- [Given entries]:
<<<<
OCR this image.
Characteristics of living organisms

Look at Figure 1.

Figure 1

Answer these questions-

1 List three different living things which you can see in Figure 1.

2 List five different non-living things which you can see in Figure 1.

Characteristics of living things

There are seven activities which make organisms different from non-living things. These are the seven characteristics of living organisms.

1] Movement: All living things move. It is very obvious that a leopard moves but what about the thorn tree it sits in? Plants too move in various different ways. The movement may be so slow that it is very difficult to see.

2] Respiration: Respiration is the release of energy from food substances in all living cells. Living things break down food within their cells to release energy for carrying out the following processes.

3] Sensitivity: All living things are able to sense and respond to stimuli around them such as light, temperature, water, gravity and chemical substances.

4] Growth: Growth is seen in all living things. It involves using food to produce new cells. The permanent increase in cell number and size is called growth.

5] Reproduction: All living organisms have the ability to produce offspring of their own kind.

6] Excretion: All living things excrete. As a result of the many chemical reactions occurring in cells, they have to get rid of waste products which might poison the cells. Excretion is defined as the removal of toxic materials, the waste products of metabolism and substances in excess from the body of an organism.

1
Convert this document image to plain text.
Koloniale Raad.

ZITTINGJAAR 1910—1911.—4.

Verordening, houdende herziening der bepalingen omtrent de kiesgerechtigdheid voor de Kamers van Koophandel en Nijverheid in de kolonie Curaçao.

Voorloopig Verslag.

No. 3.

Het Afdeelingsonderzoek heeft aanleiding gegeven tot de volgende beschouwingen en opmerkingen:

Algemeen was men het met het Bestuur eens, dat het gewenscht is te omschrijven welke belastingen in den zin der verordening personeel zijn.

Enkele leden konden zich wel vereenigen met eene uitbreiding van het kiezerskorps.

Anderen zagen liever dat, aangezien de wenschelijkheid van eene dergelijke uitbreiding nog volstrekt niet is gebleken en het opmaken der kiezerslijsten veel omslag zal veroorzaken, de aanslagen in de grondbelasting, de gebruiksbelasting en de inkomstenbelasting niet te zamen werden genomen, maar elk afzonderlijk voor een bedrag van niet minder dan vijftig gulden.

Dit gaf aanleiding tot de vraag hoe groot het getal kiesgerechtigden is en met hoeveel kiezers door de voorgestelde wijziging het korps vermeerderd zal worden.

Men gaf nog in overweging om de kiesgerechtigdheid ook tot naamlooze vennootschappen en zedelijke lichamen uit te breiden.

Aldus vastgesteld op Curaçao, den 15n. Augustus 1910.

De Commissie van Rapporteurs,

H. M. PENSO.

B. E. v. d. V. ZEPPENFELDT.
>>>>
Some lines in the records above contain "which". Count them and give the number only.

- [Solution to this problem]: 4